- SUPPLIED INFORMATION
* * * * * * *

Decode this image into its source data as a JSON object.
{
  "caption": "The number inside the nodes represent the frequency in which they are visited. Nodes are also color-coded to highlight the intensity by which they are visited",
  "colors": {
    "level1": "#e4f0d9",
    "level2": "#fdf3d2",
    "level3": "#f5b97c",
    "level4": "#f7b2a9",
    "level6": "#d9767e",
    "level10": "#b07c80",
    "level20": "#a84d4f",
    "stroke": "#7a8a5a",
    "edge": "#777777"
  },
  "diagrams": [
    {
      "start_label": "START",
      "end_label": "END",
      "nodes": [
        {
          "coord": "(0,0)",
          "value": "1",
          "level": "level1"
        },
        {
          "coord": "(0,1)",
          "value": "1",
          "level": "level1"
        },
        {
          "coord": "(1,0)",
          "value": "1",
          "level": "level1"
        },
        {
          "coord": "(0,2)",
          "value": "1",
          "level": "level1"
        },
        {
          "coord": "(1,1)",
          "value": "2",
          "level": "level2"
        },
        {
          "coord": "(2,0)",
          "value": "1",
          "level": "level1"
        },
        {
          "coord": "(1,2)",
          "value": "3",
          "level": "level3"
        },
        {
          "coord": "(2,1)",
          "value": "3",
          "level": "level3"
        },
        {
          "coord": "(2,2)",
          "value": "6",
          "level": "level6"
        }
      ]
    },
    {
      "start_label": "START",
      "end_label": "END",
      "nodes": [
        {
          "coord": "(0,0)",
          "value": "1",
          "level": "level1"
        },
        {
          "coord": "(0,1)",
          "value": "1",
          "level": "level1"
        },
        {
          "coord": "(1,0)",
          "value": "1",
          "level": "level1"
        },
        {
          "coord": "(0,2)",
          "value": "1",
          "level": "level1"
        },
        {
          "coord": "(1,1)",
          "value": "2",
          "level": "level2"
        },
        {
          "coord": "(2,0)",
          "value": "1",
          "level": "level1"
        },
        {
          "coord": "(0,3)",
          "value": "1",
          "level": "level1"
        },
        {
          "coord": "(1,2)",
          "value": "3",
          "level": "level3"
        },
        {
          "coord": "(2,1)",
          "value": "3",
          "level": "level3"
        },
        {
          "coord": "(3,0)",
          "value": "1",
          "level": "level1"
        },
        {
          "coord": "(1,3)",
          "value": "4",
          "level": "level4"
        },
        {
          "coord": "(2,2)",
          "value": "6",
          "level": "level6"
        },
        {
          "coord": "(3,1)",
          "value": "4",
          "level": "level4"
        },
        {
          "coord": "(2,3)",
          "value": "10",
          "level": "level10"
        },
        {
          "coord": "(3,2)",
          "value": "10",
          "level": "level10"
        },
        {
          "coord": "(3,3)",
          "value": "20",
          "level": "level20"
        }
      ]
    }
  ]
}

* * * * * * *

- TASK OBJECTIVE
Output the full listing without altering anything.

- THE RESPONSE
Decode this image into its source data as a JSON object.
{
  "caption": "The number inside the nodes represent the frequency in which they are visited. Nodes are also color-coded to highlight the intensity by which they are visited",
  "colors": {
    "level1": "#e4f0d9",
    "level2": "#fdf3d2",
    "level3": "#f5b97c",
    "level4": "#f7b2a9",
    "level6": "#d9767e",
    "level10": "#b07c80",
    "level20": "#a84d4f",
    "stroke": "#7a8a5a",
    "edge": "#777777"
  },
  "diagrams": [
    {
      "start_label": "START",
      "end_label": "END",
      "nodes": [
        {
          "coord": "(0,0)",
          "value": "1",
          "level": "level1"
        },
        {
          "coord": "(0,1)",
          "value": "1",
          "level": "level1"
        },
        {
          "coord": "(1,0)",
          "value": "1",
          "level": "level1"
        },
        {
          "coord": "(0,2)",
          "value": "1",
          "level": "level1"
        },
        {
          "coord": "(1,1)",
          "value": "2",
          "level": "level2"
        },
        {
          "coord": "(2,0)",
          "value": "1",
          "level": "level1"
        },
        {
          "coord": "(1,2)",
          "value": "3",
          "level": "level3"
        },
        {
          "coord": "(2,1)",
          "value": "3",
          "level": "level3"
        },
        {
          "coord": "(2,2)",
          "value": "6",
          "level": "level6"
        }
      ]
    },
    {
      "start_label": "START",
      "end_label": "END",
      "nodes": [
        {
          "coord": "(0,0)",
          "value": "1",
          "level": "level1"
        },
        {
          "coord": "(0,1)",
          "value": "1",
          "level": "level1"
        },
        {
          "coord": "(1,0)",
          "value": "1",
          "level": "level1"
        },
        {
          "coord": "(0,2)",
          "value": "1",
          "level": "level1"
        },
        {
          "coord": "(1,1)",
          "value": "2",
          "level": "level2"
        },
        {
          "coord": "(2,0)",
          "value": "1",
          "level": "level1"
        },
        {
          "coord": "(0,3)",
          "value": "1",
          "level": "level1"
        },
        {
          "coord": "(1,2)",
          "value": "3",
          "level": "level3"
        },
        {
          "coord": "(2,1)",
          "value": "3",
          "level": "level3"
        },
        {
          "coord": "(3,0)",
          "value": "1",
          "level": "level1"
        },
        {
          "coord": "(1,3)",
          "value": "4",
          "level": "level4"
        },
        {
          "coord": "(2,2)",
          "value": "6",
          "level": "level6"
        },
        {
          "coord": "(3,1)",
          "value": "4",
          "level": "level4"
        },
        {
          "coord": "(2,3)",
          "value": "10",
          "level": "level10"
        },
        {
          "coord": "(3,2)",
          "value": "10",
          "level": "level10"
        },
        {
          "coord": "(3,3)",
          "value": "20",
          "level": "level20"
        }
      ]
    }
  ]
}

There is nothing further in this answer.